SET EXERCISE
Exclude all pictures, then copy each of the records exactly as written.

MATERIAL SUPPLIED
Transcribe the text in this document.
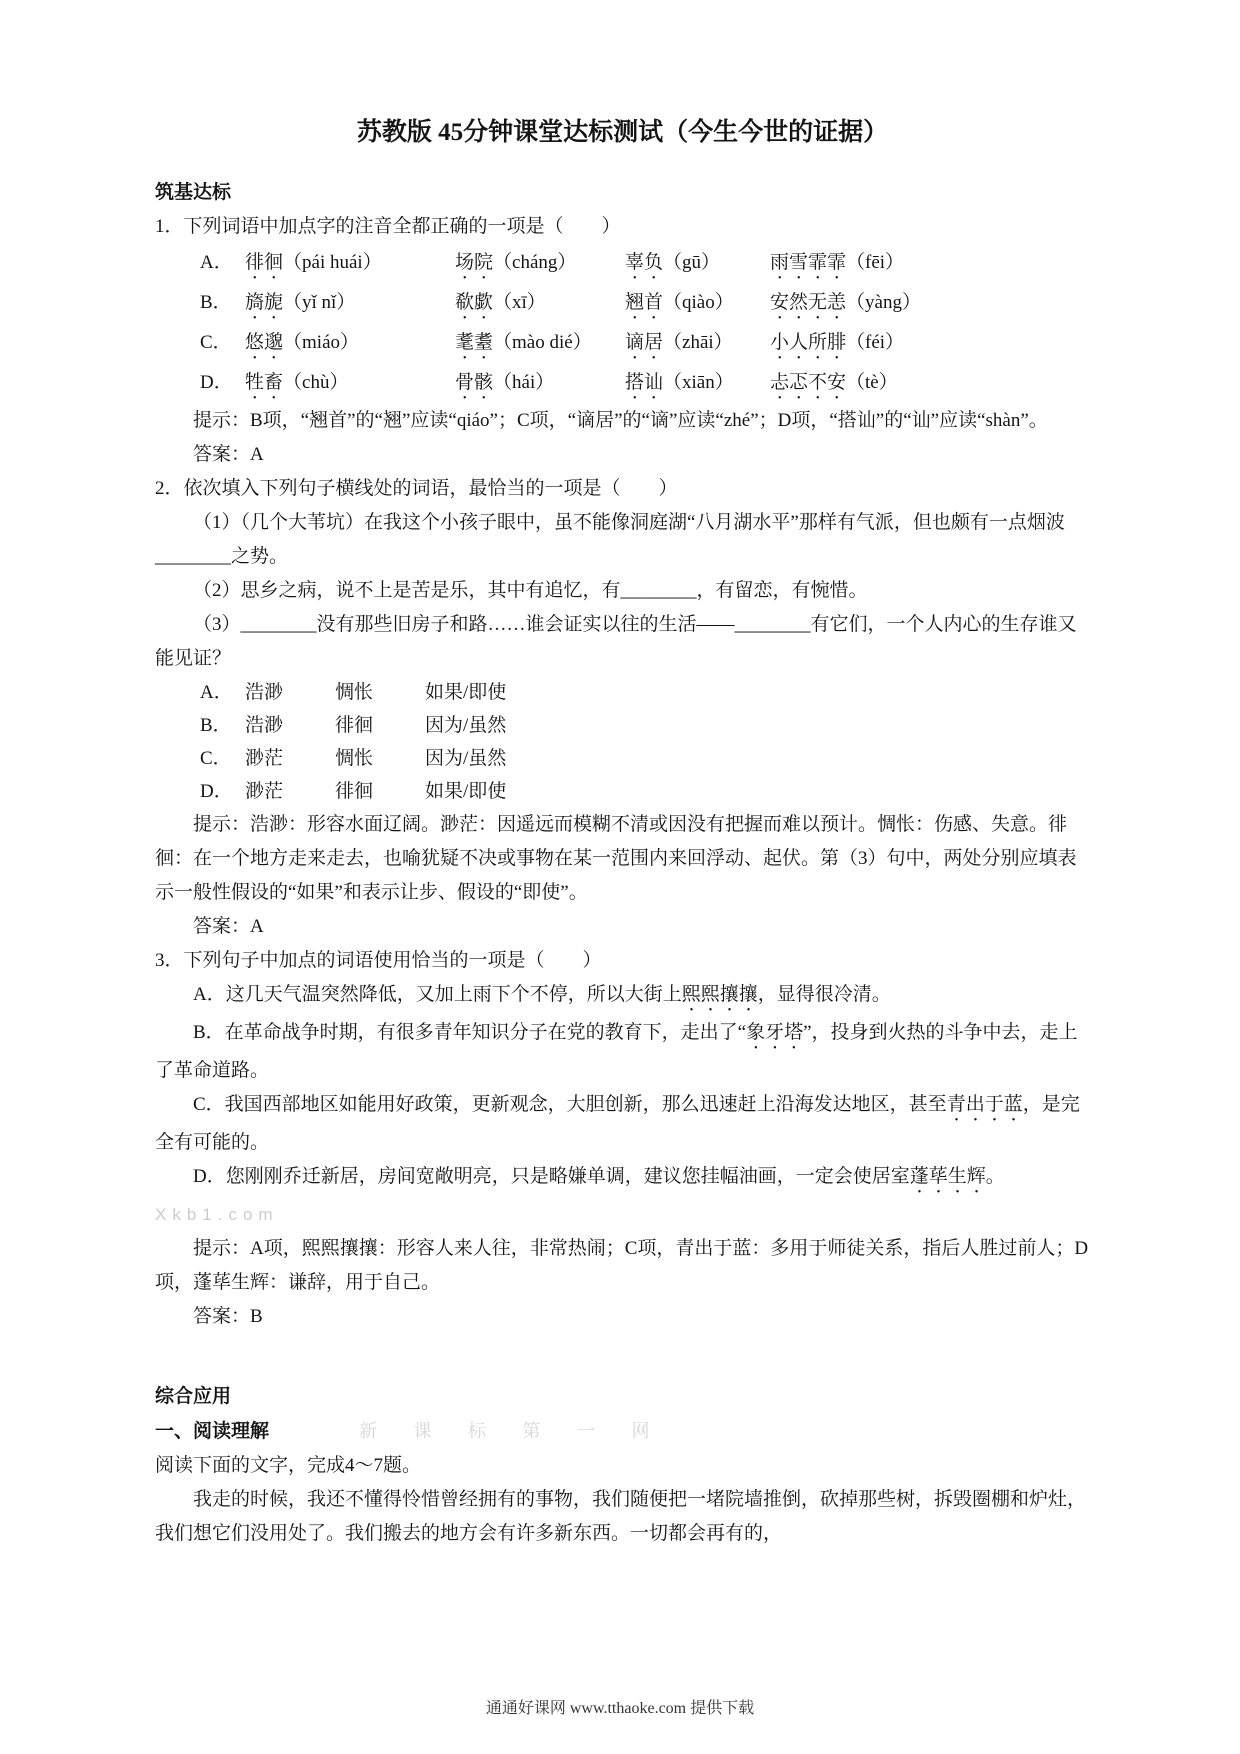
苏教版 45分钟课堂达标测试（今生今世的证据）

筑基达标

1．下列词语中加点字的注音全都正确的一项是（　　）

A． 徘徊（pái huái）	场院（cháng）	辜负（gū）	雨雪霏霏（fēi）
B． 旖旎（yǐ nǐ）	欷歔（xī）	翘首（qiào）	安然无恙（yàng）
C． 悠邈（miáo）	耄耋（mào dié）	谪居（zhāi）	小人所腓（féi）
D． 牲畜（chù）	骨骸（hái）	搭讪（xiān）	忐忑不安（tè）

提示：B项，“翘首”的“翘”应读“qiáo”；C项，“谪居”的“谪”应读“zhé”；D项，“搭讪”的“讪”应读“shàn”。

答案：A

2．依次填入下列句子横线处的词语，最恰当的一项是（　　）

（1）（几个大苇坑）在我这个小孩子眼中，虽不能像洞庭湖“八月湖水平”那样有气派，但也颇有一点烟波________之势。

（2）思乡之病，说不上是苦是乐，其中有追忆，有________，有留恋，有惋惜。

（3）________没有那些旧房子和路……谁会证实以往的生活——________有它们，一个人内心的生存谁又能见证？

A． 浩渺	惆怅	如果/即使
B． 浩渺	徘徊	因为/虽然
C． 渺茫	惆怅	因为/虽然
D． 渺茫	徘徊	如果/即使

提示：浩渺：形容水面辽阔。渺茫：因遥远而模糊不清或因没有把握而难以预计。惆怅：伤感、失意。徘徊：在一个地方走来走去，也喻犹疑不决或事物在某一范围内来回浮动、起伏。第（3）句中，两处分别应填表示一般性假设的“如果”和表示让步、假设的“即使”。

答案：A

3．下列句子中加点的词语使用恰当的一项是（　　）

A．这几天气温突然降低，又加上雨下个不停，所以大街上熙熙攘攘，显得很冷清。

B．在革命战争时期，有很多青年知识分子在党的教育下，走出了“象牙塔”，投身到火热的斗争中去，走上了革命道路。

C．我国西部地区如能用好政策，更新观念，大胆创新，那么迅速赶上沿海发达地区，甚至青出于蓝，是完全有可能的。

D．您刚刚乔迁新居，房间宽敞明亮，只是略嫌单调，建议您挂幅油画，一定会使居室蓬荜生辉。Xkb1.com

提示：A项，熙熙攘攘：形容人来人往，非常热闹；C项，青出于蓝：多用于师徒关系，指后人胜过前人；D项，蓬荜生辉：谦辞，用于自己。

答案：B

综合应用

一、阅读理解	新 课 标 第 一 网

阅读下面的文字，完成4～7题。

我走的时候，我还不懂得怜惜曾经拥有的事物，我们随便把一堵院墙推倒，砍掉那些树，拆毁圈棚和炉灶，我们想它们没用处了。我们搬去的地方会有许多新东西。一切都会再有的，

通通好课网 www.tthaoke.com 提供下载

EXPECTED ANSWER
Transcribe the text in this document.
苏教版 45分钟课堂达标测试（今生今世的证据）

筑基达标

1．下列词语中加点字的注音全都正确的一项是（　　）

A． 徘徊（pái huái）	场院（cháng）	辜负（gū）	雨雪霏霏（fēi）
B． 旖旎（yǐ nǐ）	欷歔（xī）	翘首（qiào）	安然无恙（yàng）
C． 悠邈（miáo）	耄耋（mào dié）	谪居（zhāi）	小人所腓（féi）
D． 牲畜（chù）	骨骸（hái）	搭讪（xiān）	忐忑不安（tè）

提示：B项，“翘首”的“翘”应读“qiáo”；C项，“谪居”的“谪”应读“zhé”；D项，“搭讪”的“讪”应读“shàn”。

答案：A

2．依次填入下列句子横线处的词语，最恰当的一项是（　　）

（1）（几个大苇坑）在我这个小孩子眼中，虽不能像洞庭湖“八月湖水平”那样有气派，但也颇有一点烟波________之势。

（2）思乡之病，说不上是苦是乐，其中有追忆，有________，有留恋，有惋惜。

（3）________没有那些旧房子和路……谁会证实以往的生活——________有它们，一个人内心的生存谁又能见证？

A． 浩渺	惆怅	如果/即使
B． 浩渺	徘徊	因为/虽然
C． 渺茫	惆怅	因为/虽然
D． 渺茫	徘徊	如果/即使

提示：浩渺：形容水面辽阔。渺茫：因遥远而模糊不清或因没有把握而难以预计。惆怅：伤感、失意。徘徊：在一个地方走来走去，也喻犹疑不决或事物在某一范围内来回浮动、起伏。第（3）句中，两处分别应填表示一般性假设的“如果”和表示让步、假设的“即使”。

答案：A

3．下列句子中加点的词语使用恰当的一项是（　　）

A．这几天气温突然降低，又加上雨下个不停，所以大街上熙熙攘攘，显得很冷清。

B．在革命战争时期，有很多青年知识分子在党的教育下，走出了“象牙塔”，投身到火热的斗争中去，走上了革命道路。

C．我国西部地区如能用好政策，更新观念，大胆创新，那么迅速赶上沿海发达地区，甚至青出于蓝，是完全有可能的。

D．您刚刚乔迁新居，房间宽敞明亮，只是略嫌单调，建议您挂幅油画，一定会使居室蓬荜生辉。Xkb1.com

提示：A项，熙熙攘攘：形容人来人往，非常热闹；C项，青出于蓝：多用于师徒关系，指后人胜过前人；D项，蓬荜生辉：谦辞，用于自己。

答案：B

综合应用

一、阅读理解	新 课 标 第 一 网

阅读下面的文字，完成4～7题。

我走的时候，我还不懂得怜惜曾经拥有的事物，我们随便把一堵院墙推倒，砍掉那些树，拆毁圈棚和炉灶，我们想它们没用处了。我们搬去的地方会有许多新东西。一切都会再有的，

通通好课网 www.tthaoke.com 提供下载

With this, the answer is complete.